● The problem
Starting at the line that contains "Read out every word on this page.", quote each line exactly through the last line of the entries, both included.

● Input data
________
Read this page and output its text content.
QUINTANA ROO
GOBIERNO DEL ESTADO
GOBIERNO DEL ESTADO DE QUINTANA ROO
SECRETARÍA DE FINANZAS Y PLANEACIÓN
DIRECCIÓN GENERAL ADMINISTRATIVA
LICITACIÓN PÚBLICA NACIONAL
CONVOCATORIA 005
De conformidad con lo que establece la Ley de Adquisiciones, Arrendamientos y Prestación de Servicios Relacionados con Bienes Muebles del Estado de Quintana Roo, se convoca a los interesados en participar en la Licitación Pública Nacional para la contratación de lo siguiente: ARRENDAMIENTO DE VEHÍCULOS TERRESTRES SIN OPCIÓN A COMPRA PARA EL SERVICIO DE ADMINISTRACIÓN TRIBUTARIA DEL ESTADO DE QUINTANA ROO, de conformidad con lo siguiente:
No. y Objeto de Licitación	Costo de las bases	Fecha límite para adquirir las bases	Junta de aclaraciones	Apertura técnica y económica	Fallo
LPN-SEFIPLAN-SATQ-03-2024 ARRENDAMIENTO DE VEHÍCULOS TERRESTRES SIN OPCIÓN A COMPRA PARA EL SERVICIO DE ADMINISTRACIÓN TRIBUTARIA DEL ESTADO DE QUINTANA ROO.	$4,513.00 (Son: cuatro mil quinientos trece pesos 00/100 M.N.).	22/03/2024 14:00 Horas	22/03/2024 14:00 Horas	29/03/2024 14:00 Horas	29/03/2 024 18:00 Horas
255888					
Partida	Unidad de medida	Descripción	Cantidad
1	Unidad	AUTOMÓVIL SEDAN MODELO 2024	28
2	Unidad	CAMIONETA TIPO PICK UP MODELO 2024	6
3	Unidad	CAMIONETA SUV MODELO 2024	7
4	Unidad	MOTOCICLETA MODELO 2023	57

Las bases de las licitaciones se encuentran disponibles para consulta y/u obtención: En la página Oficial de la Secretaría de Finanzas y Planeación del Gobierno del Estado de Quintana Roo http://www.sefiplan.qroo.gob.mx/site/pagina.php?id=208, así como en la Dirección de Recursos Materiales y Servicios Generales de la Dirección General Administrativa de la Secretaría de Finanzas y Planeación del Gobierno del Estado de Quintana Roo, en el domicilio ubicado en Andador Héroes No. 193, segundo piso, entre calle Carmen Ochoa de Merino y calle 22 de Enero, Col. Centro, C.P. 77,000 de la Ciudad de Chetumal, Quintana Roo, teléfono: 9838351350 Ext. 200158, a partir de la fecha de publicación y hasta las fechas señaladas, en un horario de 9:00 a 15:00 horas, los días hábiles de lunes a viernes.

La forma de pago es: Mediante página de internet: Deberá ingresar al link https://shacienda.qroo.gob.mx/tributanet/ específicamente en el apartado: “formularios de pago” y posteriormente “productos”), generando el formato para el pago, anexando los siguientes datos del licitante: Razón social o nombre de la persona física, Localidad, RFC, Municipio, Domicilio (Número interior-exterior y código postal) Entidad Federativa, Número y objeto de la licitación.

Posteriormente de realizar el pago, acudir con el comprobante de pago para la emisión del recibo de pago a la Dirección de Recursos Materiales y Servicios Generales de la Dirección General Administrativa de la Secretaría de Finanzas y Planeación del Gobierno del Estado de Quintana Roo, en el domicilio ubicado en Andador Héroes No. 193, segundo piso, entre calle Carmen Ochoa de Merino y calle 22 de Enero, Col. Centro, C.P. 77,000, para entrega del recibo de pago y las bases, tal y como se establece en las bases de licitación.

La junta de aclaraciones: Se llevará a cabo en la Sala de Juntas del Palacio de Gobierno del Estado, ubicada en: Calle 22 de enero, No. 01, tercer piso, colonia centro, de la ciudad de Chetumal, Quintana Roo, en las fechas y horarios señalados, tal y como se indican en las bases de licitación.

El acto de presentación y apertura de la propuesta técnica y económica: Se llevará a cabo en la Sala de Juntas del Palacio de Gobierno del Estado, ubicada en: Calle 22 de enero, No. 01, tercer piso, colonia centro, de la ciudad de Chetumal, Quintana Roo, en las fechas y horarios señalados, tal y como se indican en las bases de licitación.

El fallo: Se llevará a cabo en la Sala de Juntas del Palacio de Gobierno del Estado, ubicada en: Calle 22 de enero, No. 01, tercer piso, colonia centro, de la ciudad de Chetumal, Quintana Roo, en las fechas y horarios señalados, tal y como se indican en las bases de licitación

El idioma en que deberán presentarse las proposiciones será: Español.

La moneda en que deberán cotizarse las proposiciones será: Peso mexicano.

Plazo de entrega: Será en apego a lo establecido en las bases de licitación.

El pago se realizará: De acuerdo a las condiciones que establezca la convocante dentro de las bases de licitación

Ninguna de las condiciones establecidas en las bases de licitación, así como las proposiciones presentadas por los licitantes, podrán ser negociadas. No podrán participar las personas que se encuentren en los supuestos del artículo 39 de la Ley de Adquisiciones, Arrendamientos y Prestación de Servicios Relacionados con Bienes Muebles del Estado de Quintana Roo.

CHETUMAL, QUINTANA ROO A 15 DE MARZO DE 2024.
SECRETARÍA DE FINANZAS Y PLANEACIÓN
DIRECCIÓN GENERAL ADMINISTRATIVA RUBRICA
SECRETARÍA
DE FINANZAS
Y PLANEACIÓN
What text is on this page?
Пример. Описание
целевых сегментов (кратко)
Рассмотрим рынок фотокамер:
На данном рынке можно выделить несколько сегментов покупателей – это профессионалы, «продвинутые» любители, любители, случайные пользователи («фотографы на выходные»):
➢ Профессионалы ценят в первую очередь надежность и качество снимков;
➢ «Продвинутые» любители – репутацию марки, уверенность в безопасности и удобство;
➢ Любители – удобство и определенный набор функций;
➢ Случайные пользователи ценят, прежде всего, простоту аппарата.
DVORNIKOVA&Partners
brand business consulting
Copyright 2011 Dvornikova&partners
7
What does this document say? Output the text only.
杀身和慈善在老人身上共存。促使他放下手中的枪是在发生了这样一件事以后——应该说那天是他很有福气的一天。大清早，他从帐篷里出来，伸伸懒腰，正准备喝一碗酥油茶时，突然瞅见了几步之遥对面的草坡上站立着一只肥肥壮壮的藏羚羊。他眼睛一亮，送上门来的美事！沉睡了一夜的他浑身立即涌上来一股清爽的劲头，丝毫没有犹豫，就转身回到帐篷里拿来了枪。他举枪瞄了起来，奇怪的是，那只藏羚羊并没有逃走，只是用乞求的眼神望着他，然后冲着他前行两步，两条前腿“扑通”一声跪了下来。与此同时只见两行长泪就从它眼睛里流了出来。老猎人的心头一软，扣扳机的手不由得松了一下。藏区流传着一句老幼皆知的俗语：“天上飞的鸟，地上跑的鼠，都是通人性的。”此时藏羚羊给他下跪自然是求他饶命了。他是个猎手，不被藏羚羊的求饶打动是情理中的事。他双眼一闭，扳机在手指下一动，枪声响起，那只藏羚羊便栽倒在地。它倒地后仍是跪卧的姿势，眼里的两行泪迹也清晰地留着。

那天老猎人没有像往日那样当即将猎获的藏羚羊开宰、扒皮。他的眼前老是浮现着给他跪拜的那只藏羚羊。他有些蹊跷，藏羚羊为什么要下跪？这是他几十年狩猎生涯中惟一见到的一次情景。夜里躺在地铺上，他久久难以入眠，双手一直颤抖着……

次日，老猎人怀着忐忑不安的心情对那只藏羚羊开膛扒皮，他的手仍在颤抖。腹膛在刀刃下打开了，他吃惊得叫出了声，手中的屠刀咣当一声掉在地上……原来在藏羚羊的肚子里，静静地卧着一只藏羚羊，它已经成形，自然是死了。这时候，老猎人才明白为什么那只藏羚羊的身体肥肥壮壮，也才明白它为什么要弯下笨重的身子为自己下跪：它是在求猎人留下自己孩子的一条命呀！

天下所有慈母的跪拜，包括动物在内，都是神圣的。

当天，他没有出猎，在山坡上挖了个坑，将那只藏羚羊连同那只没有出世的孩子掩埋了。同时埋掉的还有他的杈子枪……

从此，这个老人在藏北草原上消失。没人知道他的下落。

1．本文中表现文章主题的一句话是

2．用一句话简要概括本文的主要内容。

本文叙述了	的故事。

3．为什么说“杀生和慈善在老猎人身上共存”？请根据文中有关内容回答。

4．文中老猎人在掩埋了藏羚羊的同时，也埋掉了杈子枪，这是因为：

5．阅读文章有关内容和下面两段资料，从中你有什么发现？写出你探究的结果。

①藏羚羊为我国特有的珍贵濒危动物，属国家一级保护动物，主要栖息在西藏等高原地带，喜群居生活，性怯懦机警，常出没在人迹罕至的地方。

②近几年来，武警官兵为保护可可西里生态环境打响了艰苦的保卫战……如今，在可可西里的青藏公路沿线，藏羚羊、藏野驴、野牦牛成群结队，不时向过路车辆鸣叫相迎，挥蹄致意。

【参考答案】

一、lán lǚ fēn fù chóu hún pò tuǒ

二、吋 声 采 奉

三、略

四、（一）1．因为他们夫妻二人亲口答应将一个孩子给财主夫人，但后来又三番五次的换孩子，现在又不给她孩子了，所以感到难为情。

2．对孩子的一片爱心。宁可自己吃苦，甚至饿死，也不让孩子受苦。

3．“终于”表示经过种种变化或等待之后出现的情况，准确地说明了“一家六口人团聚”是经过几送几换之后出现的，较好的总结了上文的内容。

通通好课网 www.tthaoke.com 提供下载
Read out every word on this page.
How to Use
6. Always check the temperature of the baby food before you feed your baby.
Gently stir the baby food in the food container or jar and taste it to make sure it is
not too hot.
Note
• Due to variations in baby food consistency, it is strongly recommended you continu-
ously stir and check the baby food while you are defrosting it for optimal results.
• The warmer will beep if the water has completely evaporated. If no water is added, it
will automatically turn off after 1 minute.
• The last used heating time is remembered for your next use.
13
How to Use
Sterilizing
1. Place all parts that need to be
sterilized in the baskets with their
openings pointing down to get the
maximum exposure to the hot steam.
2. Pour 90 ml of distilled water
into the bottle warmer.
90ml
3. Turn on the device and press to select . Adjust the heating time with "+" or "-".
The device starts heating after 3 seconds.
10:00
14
________
● Expected answer
Read out every word on this page.
How to Use
6. Always check the temperature of the baby food before you feed your baby.
Gently stir the baby food in the food container or jar and taste it to make sure it is
not too hot.
Note
• Due to variations in baby food consistency, it is strongly recommended you continu-
ously stir and check the baby food while you are defrosting it for optimal results.
• The warmer will beep if the water has completely evaporated. If no water is added, it
will automatically turn off after 1 minute.
• The last used heating time is remembered for your next use.
13
How to Use
Sterilizing
1. Place all parts that need to be
sterilized in the baskets with their
openings pointing down to get the
maximum exposure to the hot steam.
2. Pour 90 ml of distilled water
into the bottle warmer.
90ml
3. Turn on the device and press to select . Adjust the heating time with "+" or "-".
The device starts heating after 3 seconds.
10:00
14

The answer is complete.